[Records from a collection of figures]:
#####

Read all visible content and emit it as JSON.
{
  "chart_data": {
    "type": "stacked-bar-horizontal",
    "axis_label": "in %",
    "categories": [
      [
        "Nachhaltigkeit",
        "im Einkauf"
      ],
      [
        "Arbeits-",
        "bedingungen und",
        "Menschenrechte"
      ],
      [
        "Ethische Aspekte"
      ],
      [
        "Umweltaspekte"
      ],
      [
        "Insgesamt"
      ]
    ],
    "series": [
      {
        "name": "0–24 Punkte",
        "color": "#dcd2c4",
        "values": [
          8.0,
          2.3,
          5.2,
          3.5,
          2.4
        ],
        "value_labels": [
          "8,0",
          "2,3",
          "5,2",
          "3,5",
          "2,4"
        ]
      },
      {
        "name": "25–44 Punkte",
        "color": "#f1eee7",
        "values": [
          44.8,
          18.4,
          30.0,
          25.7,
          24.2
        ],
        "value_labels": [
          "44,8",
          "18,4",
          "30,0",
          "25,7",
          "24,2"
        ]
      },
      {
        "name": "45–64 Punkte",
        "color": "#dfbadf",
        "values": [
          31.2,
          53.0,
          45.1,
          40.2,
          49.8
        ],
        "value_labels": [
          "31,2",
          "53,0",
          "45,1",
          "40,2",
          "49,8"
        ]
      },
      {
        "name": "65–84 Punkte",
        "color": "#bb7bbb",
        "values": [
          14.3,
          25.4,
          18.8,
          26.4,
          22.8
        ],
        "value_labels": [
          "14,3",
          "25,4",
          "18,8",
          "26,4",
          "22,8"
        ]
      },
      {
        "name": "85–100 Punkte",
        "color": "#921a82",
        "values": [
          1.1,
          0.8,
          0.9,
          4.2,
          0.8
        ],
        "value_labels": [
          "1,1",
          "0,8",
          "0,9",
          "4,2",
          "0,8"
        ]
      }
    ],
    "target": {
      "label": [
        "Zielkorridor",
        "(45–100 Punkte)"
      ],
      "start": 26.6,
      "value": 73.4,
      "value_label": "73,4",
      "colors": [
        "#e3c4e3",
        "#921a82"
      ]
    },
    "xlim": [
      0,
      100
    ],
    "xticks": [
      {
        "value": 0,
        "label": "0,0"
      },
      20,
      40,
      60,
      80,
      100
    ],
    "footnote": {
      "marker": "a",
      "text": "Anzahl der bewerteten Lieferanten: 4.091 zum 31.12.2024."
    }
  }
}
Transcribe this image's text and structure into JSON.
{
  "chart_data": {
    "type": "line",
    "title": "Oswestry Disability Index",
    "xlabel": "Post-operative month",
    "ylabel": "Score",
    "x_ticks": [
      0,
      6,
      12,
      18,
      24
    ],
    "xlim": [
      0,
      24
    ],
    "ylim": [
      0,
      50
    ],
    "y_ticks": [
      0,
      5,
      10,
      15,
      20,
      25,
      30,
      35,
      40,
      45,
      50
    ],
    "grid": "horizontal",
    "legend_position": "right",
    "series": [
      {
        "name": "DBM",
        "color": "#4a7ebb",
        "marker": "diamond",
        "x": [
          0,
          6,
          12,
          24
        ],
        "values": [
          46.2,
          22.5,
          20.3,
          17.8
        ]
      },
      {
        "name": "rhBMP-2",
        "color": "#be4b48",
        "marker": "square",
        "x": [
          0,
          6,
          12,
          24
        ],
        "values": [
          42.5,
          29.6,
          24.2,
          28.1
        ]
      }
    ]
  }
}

#####

Pick out, from the lines above, every one that contains the string "Punkte".

        "name": "0–24 Punkte",
        "name": "25–44 Punkte",
        "name": "45–64 Punkte",
        "name": "65–84 Punkte",
        "name": "85–100 Punkte",
        "(45–100 Punkte)"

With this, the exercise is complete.